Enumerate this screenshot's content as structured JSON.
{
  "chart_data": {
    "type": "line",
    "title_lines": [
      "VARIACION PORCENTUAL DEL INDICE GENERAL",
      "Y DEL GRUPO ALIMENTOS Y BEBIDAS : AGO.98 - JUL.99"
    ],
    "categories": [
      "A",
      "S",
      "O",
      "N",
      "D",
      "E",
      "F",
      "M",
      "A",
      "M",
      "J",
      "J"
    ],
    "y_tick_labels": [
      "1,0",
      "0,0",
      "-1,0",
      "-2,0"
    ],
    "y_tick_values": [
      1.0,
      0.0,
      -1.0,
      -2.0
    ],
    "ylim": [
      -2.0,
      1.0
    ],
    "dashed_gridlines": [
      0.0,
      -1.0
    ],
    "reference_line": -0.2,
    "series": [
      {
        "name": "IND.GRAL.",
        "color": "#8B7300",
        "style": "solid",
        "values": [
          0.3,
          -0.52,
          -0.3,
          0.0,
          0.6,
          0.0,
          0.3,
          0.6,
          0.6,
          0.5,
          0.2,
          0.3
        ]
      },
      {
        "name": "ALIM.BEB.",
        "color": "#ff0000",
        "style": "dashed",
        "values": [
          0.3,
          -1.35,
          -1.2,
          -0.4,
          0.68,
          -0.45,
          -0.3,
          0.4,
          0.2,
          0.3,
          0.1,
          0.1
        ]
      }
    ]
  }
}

▶ TASK DETAILS: All of the entries above must be quoted exactly.

▶ ANSWER IN FULL:
Enumerate this screenshot's content as structured JSON.
{
  "chart_data": {
    "type": "line",
    "title_lines": [
      "VARIACION PORCENTUAL DEL INDICE GENERAL",
      "Y DEL GRUPO ALIMENTOS Y BEBIDAS : AGO.98 - JUL.99"
    ],
    "categories": [
      "A",
      "S",
      "O",
      "N",
      "D",
      "E",
      "F",
      "M",
      "A",
      "M",
      "J",
      "J"
    ],
    "y_tick_labels": [
      "1,0",
      "0,0",
      "-1,0",
      "-2,0"
    ],
    "y_tick_values": [
      1.0,
      0.0,
      -1.0,
      -2.0
    ],
    "ylim": [
      -2.0,
      1.0
    ],
    "dashed_gridlines": [
      0.0,
      -1.0
    ],
    "reference_line": -0.2,
    "series": [
      {
        "name": "IND.GRAL.",
        "color": "#8B7300",
        "style": "solid",
        "values": [
          0.3,
          -0.52,
          -0.3,
          0.0,
          0.6,
          0.0,
          0.3,
          0.6,
          0.6,
          0.5,
          0.2,
          0.3
        ]
      },
      {
        "name": "ALIM.BEB.",
        "color": "#ff0000",
        "style": "dashed",
        "values": [
          0.3,
          -1.35,
          -1.2,
          -0.4,
          0.68,
          -0.45,
          -0.3,
          0.4,
          0.2,
          0.3,
          0.1,
          0.1
        ]
      }
    ]
  }
}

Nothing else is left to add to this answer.